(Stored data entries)
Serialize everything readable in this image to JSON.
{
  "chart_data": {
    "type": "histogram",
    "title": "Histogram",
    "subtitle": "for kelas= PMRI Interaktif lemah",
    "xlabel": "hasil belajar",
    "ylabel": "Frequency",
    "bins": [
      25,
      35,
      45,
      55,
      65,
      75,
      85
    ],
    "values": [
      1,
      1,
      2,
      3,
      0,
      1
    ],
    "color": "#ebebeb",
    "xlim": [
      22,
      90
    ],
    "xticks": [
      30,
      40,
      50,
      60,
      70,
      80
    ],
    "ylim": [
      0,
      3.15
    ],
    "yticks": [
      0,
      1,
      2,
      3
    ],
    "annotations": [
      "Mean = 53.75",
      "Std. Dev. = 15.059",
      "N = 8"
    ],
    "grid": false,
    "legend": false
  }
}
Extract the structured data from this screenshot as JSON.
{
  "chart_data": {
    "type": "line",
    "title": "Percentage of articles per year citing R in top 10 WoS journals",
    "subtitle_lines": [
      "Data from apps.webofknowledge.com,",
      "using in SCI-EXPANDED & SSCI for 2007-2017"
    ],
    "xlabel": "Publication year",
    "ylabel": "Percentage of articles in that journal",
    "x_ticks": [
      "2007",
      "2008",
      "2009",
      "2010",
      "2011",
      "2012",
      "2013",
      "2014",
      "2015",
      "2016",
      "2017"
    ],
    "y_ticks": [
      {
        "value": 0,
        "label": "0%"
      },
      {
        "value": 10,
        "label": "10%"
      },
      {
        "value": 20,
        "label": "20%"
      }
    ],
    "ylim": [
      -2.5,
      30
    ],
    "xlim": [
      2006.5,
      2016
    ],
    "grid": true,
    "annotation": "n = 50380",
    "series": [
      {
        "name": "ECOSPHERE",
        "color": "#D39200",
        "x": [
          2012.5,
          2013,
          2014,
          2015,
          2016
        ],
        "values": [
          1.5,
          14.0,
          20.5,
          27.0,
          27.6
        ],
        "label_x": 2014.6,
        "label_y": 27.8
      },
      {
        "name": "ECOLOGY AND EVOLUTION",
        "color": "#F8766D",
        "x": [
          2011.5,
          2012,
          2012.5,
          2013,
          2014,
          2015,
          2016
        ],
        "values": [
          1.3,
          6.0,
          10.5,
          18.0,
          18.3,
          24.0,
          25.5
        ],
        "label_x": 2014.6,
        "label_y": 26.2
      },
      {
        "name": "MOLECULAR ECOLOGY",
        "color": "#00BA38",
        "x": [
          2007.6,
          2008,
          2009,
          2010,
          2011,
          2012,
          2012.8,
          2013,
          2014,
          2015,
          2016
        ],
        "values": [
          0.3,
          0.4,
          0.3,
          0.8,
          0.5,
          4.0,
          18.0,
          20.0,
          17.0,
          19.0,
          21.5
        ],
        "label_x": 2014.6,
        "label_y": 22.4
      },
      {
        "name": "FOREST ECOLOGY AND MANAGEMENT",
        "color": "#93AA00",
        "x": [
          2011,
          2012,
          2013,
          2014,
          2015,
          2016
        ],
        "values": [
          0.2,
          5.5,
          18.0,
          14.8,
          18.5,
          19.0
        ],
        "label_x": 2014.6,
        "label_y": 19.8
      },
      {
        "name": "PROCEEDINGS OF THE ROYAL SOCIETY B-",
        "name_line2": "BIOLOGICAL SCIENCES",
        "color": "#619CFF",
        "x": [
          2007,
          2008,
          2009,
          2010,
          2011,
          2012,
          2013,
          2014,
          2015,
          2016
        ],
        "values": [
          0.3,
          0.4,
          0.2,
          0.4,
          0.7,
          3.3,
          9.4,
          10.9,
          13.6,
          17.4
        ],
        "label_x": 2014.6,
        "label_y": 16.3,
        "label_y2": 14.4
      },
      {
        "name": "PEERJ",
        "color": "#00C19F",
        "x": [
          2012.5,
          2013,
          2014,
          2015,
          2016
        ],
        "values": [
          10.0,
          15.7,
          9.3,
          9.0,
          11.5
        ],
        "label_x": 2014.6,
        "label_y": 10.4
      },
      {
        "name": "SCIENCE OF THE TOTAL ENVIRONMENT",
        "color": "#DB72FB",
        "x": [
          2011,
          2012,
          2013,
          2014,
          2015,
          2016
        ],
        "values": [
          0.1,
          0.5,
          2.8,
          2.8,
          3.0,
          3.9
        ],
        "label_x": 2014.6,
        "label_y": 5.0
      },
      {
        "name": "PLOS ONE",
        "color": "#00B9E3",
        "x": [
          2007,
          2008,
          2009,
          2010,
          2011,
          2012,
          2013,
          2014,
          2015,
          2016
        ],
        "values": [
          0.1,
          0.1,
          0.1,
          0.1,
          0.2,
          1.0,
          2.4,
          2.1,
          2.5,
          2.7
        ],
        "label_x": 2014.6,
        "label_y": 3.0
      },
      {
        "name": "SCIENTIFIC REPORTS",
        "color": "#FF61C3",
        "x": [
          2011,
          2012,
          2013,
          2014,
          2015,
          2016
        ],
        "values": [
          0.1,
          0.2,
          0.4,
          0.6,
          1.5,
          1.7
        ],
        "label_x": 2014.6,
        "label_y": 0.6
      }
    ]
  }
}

• Work required
Output all of the material exactly as written.

• Response to the exercise
Serialize everything readable in this image to JSON.
{
  "chart_data": {
    "type": "histogram",
    "title": "Histogram",
    "subtitle": "for kelas= PMRI Interaktif lemah",
    "xlabel": "hasil belajar",
    "ylabel": "Frequency",
    "bins": [
      25,
      35,
      45,
      55,
      65,
      75,
      85
    ],
    "values": [
      1,
      1,
      2,
      3,
      0,
      1
    ],
    "color": "#ebebeb",
    "xlim": [
      22,
      90
    ],
    "xticks": [
      30,
      40,
      50,
      60,
      70,
      80
    ],
    "ylim": [
      0,
      3.15
    ],
    "yticks": [
      0,
      1,
      2,
      3
    ],
    "annotations": [
      "Mean = 53.75",
      "Std. Dev. = 15.059",
      "N = 8"
    ],
    "grid": false,
    "legend": false
  }
}
Extract the structured data from this screenshot as JSON.
{
  "chart_data": {
    "type": "line",
    "title": "Percentage of articles per year citing R in top 10 WoS journals",
    "subtitle_lines": [
      "Data from apps.webofknowledge.com,",
      "using in SCI-EXPANDED & SSCI for 2007-2017"
    ],
    "xlabel": "Publication year",
    "ylabel": "Percentage of articles in that journal",
    "x_ticks": [
      "2007",
      "2008",
      "2009",
      "2010",
      "2011",
      "2012",
      "2013",
      "2014",
      "2015",
      "2016",
      "2017"
    ],
    "y_ticks": [
      {
        "value": 0,
        "label": "0%"
      },
      {
        "value": 10,
        "label": "10%"
      },
      {
        "value": 20,
        "label": "20%"
      }
    ],
    "ylim": [
      -2.5,
      30
    ],
    "xlim": [
      2006.5,
      2016
    ],
    "grid": true,
    "annotation": "n = 50380",
    "series": [
      {
        "name": "ECOSPHERE",
        "color": "#D39200",
        "x": [
          2012.5,
          2013,
          2014,
          2015,
          2016
        ],
        "values": [
          1.5,
          14.0,
          20.5,
          27.0,
          27.6
        ],
        "label_x": 2014.6,
        "label_y": 27.8
      },
      {
        "name": "ECOLOGY AND EVOLUTION",
        "color": "#F8766D",
        "x": [
          2011.5,
          2012,
          2012.5,
          2013,
          2014,
          2015,
          2016
        ],
        "values": [
          1.3,
          6.0,
          10.5,
          18.0,
          18.3,
          24.0,
          25.5
        ],
        "label_x": 2014.6,
        "label_y": 26.2
      },
      {
        "name": "MOLECULAR ECOLOGY",
        "color": "#00BA38",
        "x": [
          2007.6,
          2008,
          2009,
          2010,
          2011,
          2012,
          2012.8,
          2013,
          2014,
          2015,
          2016
        ],
        "values": [
          0.3,
          0.4,
          0.3,
          0.8,
          0.5,
          4.0,
          18.0,
          20.0,
          17.0,
          19.0,
          21.5
        ],
        "label_x": 2014.6,
        "label_y": 22.4
      },
      {
        "name": "FOREST ECOLOGY AND MANAGEMENT",
        "color": "#93AA00",
        "x": [
          2011,
          2012,
          2013,
          2014,
          2015,
          2016
        ],
        "values": [
          0.2,
          5.5,
          18.0,
          14.8,
          18.5,
          19.0
        ],
        "label_x": 2014.6,
        "label_y": 19.8
      },
      {
        "name": "PROCEEDINGS OF THE ROYAL SOCIETY B-",
        "name_line2": "BIOLOGICAL SCIENCES",
        "color": "#619CFF",
        "x": [
          2007,
          2008,
          2009,
          2010,
          2011,
          2012,
          2013,
          2014,
          2015,
          2016
        ],
        "values": [
          0.3,
          0.4,
          0.2,
          0.4,
          0.7,
          3.3,
          9.4,
          10.9,
          13.6,
          17.4
        ],
        "label_x": 2014.6,
        "label_y": 16.3,
        "label_y2": 14.4
      },
      {
        "name": "PEERJ",
        "color": "#00C19F",
        "x": [
          2012.5,
          2013,
          2014,
          2015,
          2016
        ],
        "values": [
          10.0,
          15.7,
          9.3,
          9.0,
          11.5
        ],
        "label_x": 2014.6,
        "label_y": 10.4
      },
      {
        "name": "SCIENCE OF THE TOTAL ENVIRONMENT",
        "color": "#DB72FB",
        "x": [
          2011,
          2012,
          2013,
          2014,
          2015,
          2016
        ],
        "values": [
          0.1,
          0.5,
          2.8,
          2.8,
          3.0,
          3.9
        ],
        "label_x": 2014.6,
        "label_y": 5.0
      },
      {
        "name": "PLOS ONE",
        "color": "#00B9E3",
        "x": [
          2007,
          2008,
          2009,
          2010,
          2011,
          2012,
          2013,
          2014,
          2015,
          2016
        ],
        "values": [
          0.1,
          0.1,
          0.1,
          0.1,
          0.2,
          1.0,
          2.4,
          2.1,
          2.5,
          2.7
        ],
        "label_x": 2014.6,
        "label_y": 3.0
      },
      {
        "name": "SCIENTIFIC REPORTS",
        "color": "#FF61C3",
        "x": [
          2011,
          2012,
          2013,
          2014,
          2015,
          2016
        ],
        "values": [
          0.1,
          0.2,
          0.4,
          0.6,
          1.5,
          1.7
        ],
        "label_x": 2014.6,
        "label_y": 0.6
      }
    ]
  }
}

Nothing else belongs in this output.